──────── Data supplied ────────

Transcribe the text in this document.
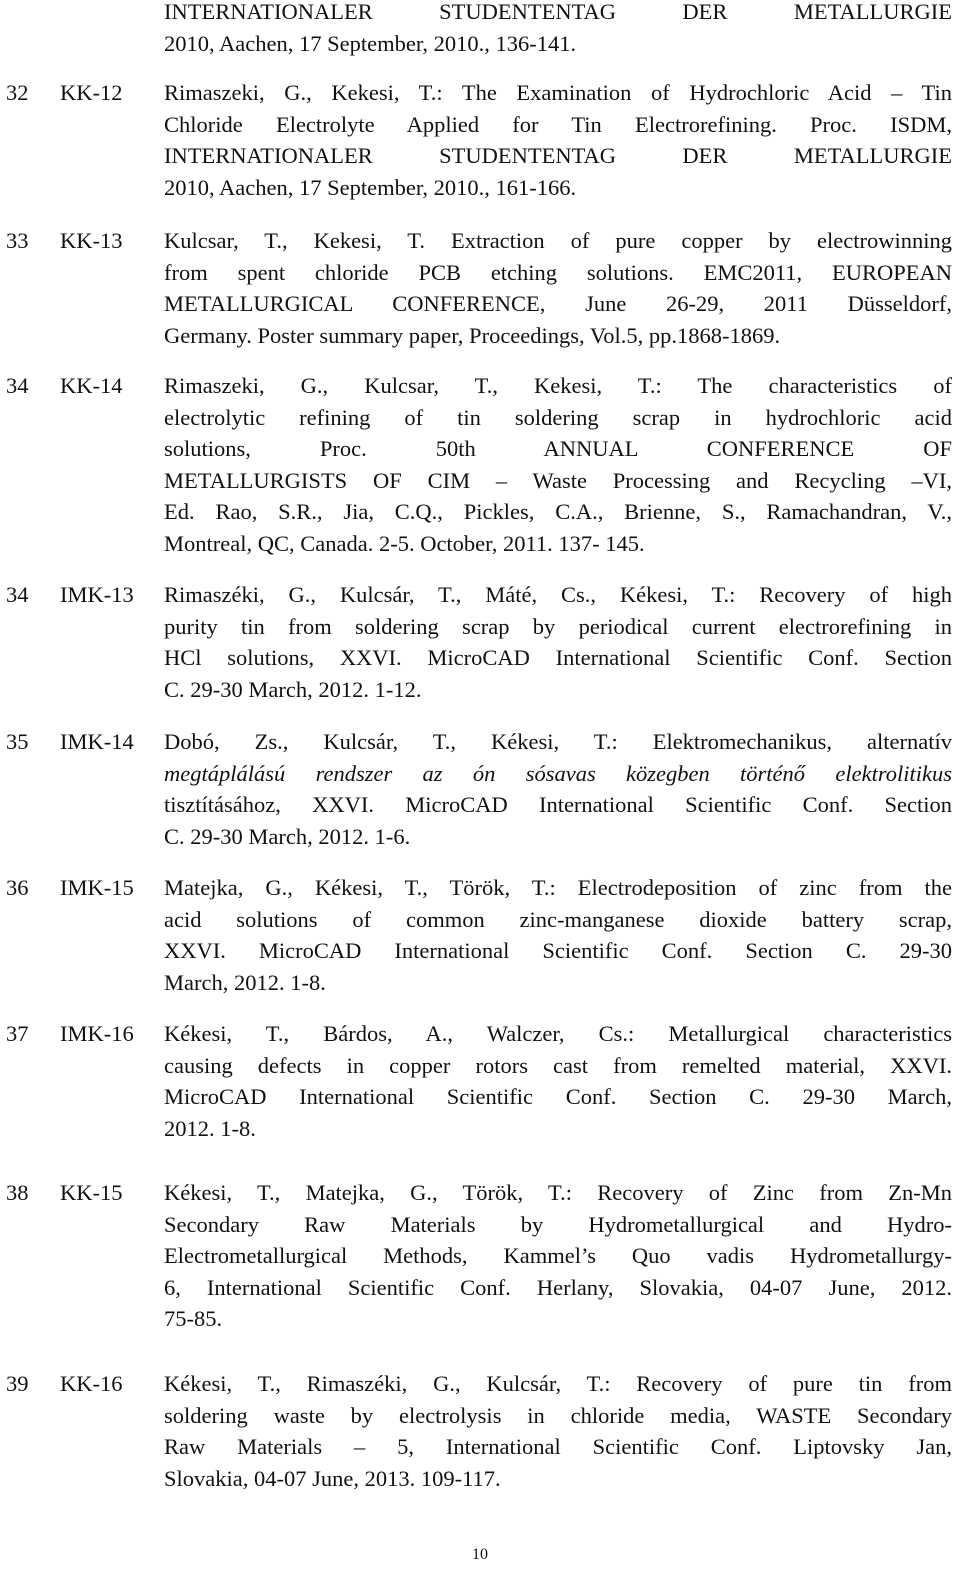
INTERNATIONALER STUDENTENTAG DER METALLURGIE
2010, Aachen, 17 September, 2010., 136-141.
32 KK-12 Rimaszeki, G., Kekesi, T.: The Examination of Hydrochloric Acid – Tin
Chloride Electrolyte Applied for Tin Electrorefining. Proc. ISDM,
INTERNATIONALER STUDENTENTAG DER METALLURGIE
2010, Aachen, 17 September, 2010., 161-166.
33 KK-13 Kulcsar, T., Kekesi, T. Extraction of pure copper by electrowinning
from spent chloride PCB etching solutions. EMC2011, EUROPEAN
METALLURGICAL CONFERENCE, June 26-29, 2011 Düsseldorf,
Germany. Poster summary paper, Proceedings, Vol.5, pp.1868-1869.
34 KK-14 Rimaszeki, G., Kulcsar, T., Kekesi, T.: The characteristics of
electrolytic refining of tin soldering scrap in hydrochloric acid
solutions, Proc. 50th ANNUAL CONFERENCE OF
METALLURGISTS OF CIM – Waste Processing and Recycling –VI,
Ed. Rao, S.R., Jia, C.Q., Pickles, C.A., Brienne, S., Ramachandran, V.,
Montreal, QC, Canada. 2-5. October, 2011. 137- 145.
34 IMK-13 Rimaszéki, G., Kulcsár, T., Máté, Cs., Kékesi, T.: Recovery of high
purity tin from soldering scrap by periodical current electrorefining in
HCl solutions, XXVI. MicroCAD International Scientific Conf. Section
C. 29-30 March, 2012. 1-12.
35 IMK-14 Dobó, Zs., Kulcsár, T., Kékesi, T.: Elektromechanikus, alternatív
megtáplálású rendszer az ón sósavas közegben történő elektrolitikus
tisztításához, XXVI. MicroCAD International Scientific Conf. Section
C. 29-30 March, 2012. 1-6.
36 IMK-15 Matejka, G., Kékesi, T., Török, T.: Electrodeposition of zinc from the
acid solutions of common zinc-manganese dioxide battery scrap,
XXVI. MicroCAD International Scientific Conf. Section C. 29-30
March, 2012. 1-8.
37 IMK-16 Kékesi, T., Bárdos, A., Walczer, Cs.: Metallurgical characteristics
causing defects in copper rotors cast from remelted material, XXVI.
MicroCAD International Scientific Conf. Section C. 29-30 March,
2012. 1-8.
38 KK-15 Kékesi, T., Matejka, G., Török, T.: Recovery of Zinc from Zn-Mn
Secondary Raw Materials by Hydrometallurgical and Hydro-
Electrometallurgical Methods, Kammel’s Quo vadis Hydrometallurgy-
6, International Scientific Conf. Herlany, Slovakia, 04-07 June, 2012.
75-85.
39 KK-16 Kékesi, T., Rimaszéki, G., Kulcsár, T.: Recovery of pure tin from
soldering waste by electrolysis in chloride media, WASTE Secondary
Raw Materials – 5, International Scientific Conf. Liptovsky Jan,
Slovakia, 04-07 June, 2013. 109-117.
10
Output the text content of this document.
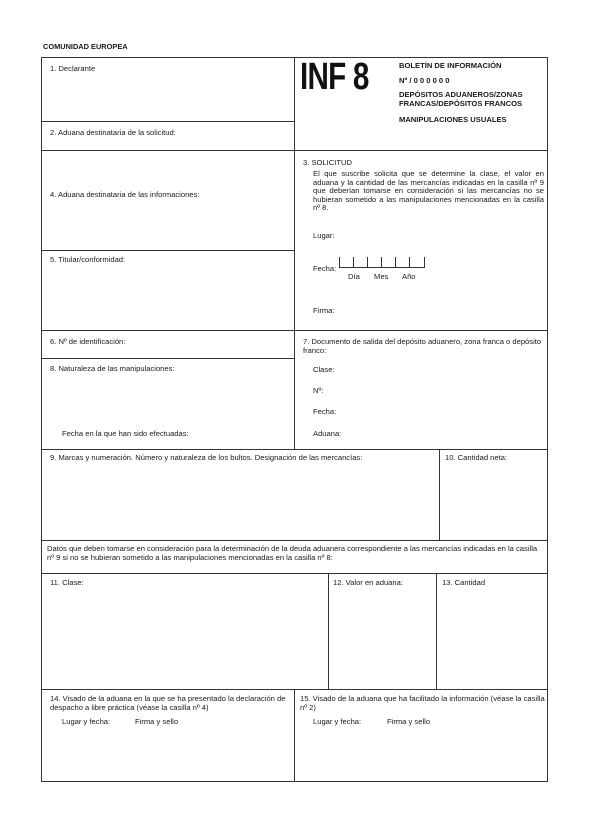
COMUNIDAD EUROPEA
INF 8	BOLETÍN DE INFORMACIÓN
Nº / 0 0 0 0 0 0
DEPÓSITOS ADUANEROS/ZONAS FRANCAS/DEPÓSITOS FRANCOS
MANIPULACIONES USUALES
1. Declarante
2. Aduana destinataria de la solicitud:
3. SOLICITUD
El que suscribe solicita que se determine la clase, el valor en aduana y la cantidad de las mercancías indicadas en la casilla nº 9 que deberían tomarse en consideración si las mercancías no se hubieran sometido a las manipulaciones mencionadas en la casilla nº 8.
Lugar:
Fecha:
Día Mes Año
Firma:
4. Aduana destinataria de las informaciones:
5. Titular/conformidad:
6. Nº de identificación:	7. Documento de salida del depósito aduanero, zona franca o depósito franco:
Clase:
Nº:
Fecha:
Aduana:
8. Naturaleza de las manipulaciones:
Fecha en la que han sido efectuadas:
9. Marcas y numeración. Número y naturaleza de los bultos. Designación de las mercancías:	10. Cantidad neta:
Datos que deben tomarse en consideración para la determinación de la deuda aduanera correspondiente a las mercancías indicadas en la casilla nº 9 si no se hubieran sometido a las manipulaciones mencionadas en la casilla nº 8:
11. Clase:	12. Valor en aduana:	13. Cantidad
14. Visado de la aduana en la que se ha presentado la declaración de despacho a libre práctica (véase la casilla nº 4)
Lugar y fecha:	Firma y sello
15. Visado de la aduana que ha facilitado la información (véase la casilla nº 2)
Lugar y fecha:	Firma y sello
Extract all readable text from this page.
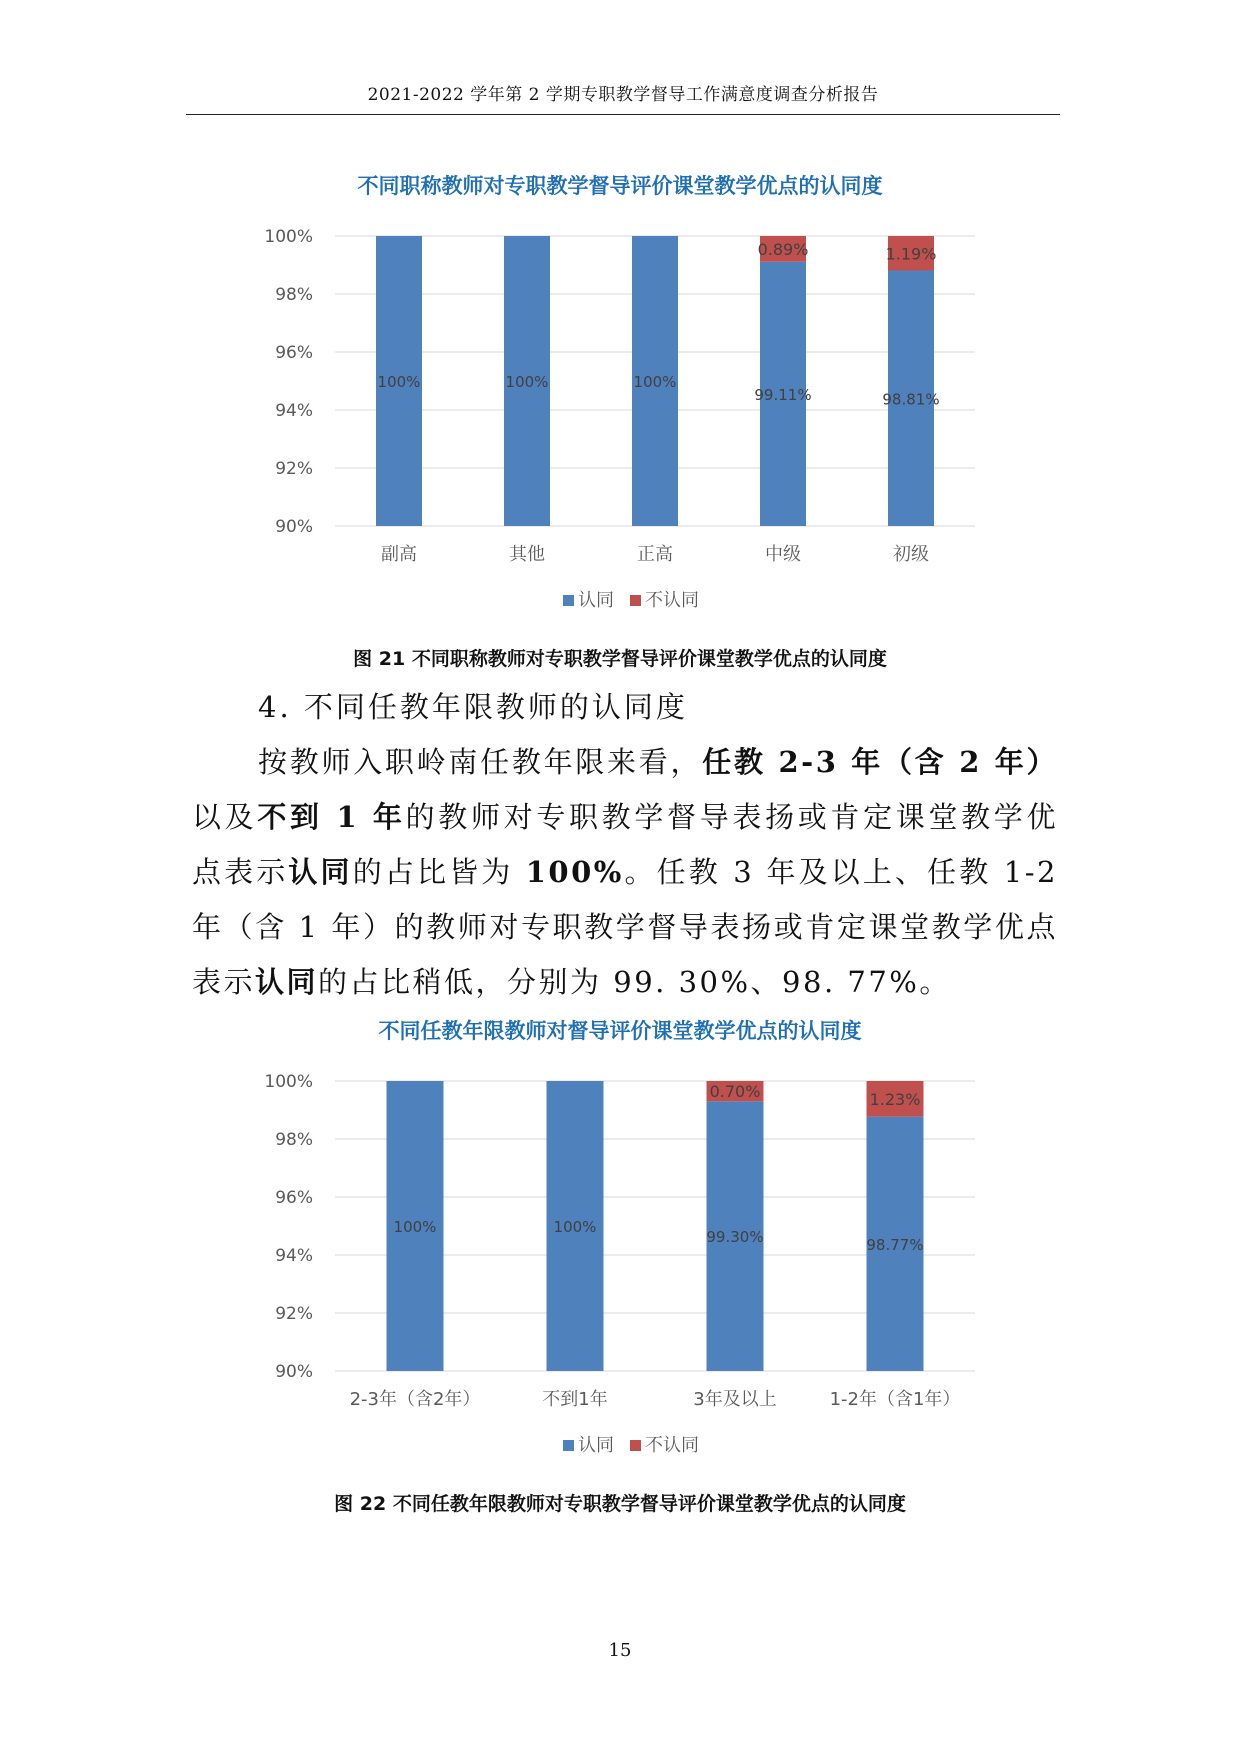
2021-2022 学年第 2 学期专职教学督导工作满意度调查分析报告
不同职称教师对专职教学督导评价课堂教学优点的认同度
100%
98%
96%
94%
92%
90%
100%
副高
100%
其他
100%
正高
0.89%
99.11%
中级
1.19%
98.81%
初级
认同 不认同
图 21 不同职称教师对专职教学督导评价课堂教学优点的认同度
4. 不同任教年限教师的认同度
按教师入职岭南任教年限来看，任教 2-3 年（含 2 年）以及不到 1 年的教师对专职教学督导表扬或肯定课堂教学优点表示认同的占比皆为 100%。任教 3 年及以上、任教 1-2 年（含 1 年）的教师对专职教学督导表扬或肯定课堂教学优点表示认同的占比稍低，分别为 99. 30%、98. 77%。
不同任教年限教师对督导评价课堂教学优点的认同度
100%
98%
96%
94%
92%
90%
100%
2-3年（含2年）
100%
不到1年
0.70%
99.30%
3年及以上
1.23%
98.77%
1-2年（含1年）
认同 不认同
图 22 不同任教年限教师对专职教学督导评价课堂教学优点的认同度
15
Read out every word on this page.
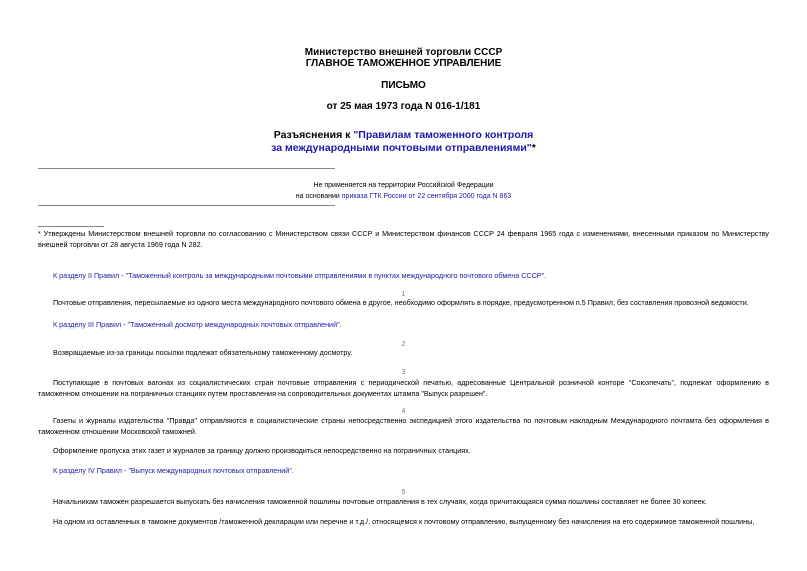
Министерство внешней торговли СССР
ГЛАВНОЕ ТАМОЖЕННОЕ УПРАВЛЕНИЕ
ПИСЬМО
от 25 мая 1973 года N 016-1/181
Разъяснения к "Правилам таможенного контроля
за международными почтовыми отправлениями"*
Не применяется на территории Российской Федерации
на основании приказа ГТК России от 22 сентября 2000 года N 863
* Утверждены Министерством внешней торговли по согласованию с Министерством связи СССР и Министерством финансов СССР 24 февраля 1965 года с изменениями, внесенными приказом по Министерству внешней торговли от 28 августа 1969 года N 282.
К разделу II Правил - "Таможенный контроль за международными почтовыми отправлениями в пунктах международного почтового обмена СССР".
1
Почтовые отправления, пересылаемые из одного места международного почтового обмена в другое, необходимо оформлять в порядке, предусмотренном п.5 Правил, без составления провозной ведомости.
К разделу III Правил - "Таможенный досмотр международных почтовых отправлений".
2
Возвращаемые из-за границы посылки подлежат обязательному таможенному досмотру.
3
Поступающие в почтовых вагонах из социалистических стран почтовые отправления с периодической печатью, адресованные Центральной розничной конторе "Союзпечать", подлежат оформлению в таможенном отношении на пограничных станциях путем проставления на сопроводительных документах штампа "Выпуск разрешен".
4
Газеты и журналы издательства "Правда" отправляются в социалистические страны непосредственно экспедицией этого издательства по почтовым накладным Международного почтамта без оформления в таможенном отношении Московской таможней.
Оформление пропуска этих газет и журналов за границу должно производиться непосредственно на пограничных станциях.
К разделу IV Правил - "Выпуск международных почтовых отправлений".
5
Начальникам таможен разрешается выпускать без начисления таможенной пошлины почтовые отправления в тех случаях, когда причитающаяся сумма пошлины составляет не более 30 копеек.
На одном из оставленных в таможне документов /таможенной декларации или перечне и т.д./, относящемся к почтовому отправлению, выпущенному без начисления на его содержимое таможенной пошлины,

────────

Requirements :: Gather up the lines that contain the word "отношении".

Completed task ::
Поступающие в почтовых вагонах из социалистических стран почтовые отправления с периодической печатью, адресованные Центральной розничной конторе "Союзпечать", подлежат оформлению в таможенном отношении на пограничных станциях путем проставления на сопроводительных документах штампа "Выпуск разрешен".
Газеты и журналы издательства "Правда" отправляются в социалистические страны непосредственно экспедицией этого издательства по почтовым накладным Международного почтамта без оформления в таможенном отношении Московской таможней.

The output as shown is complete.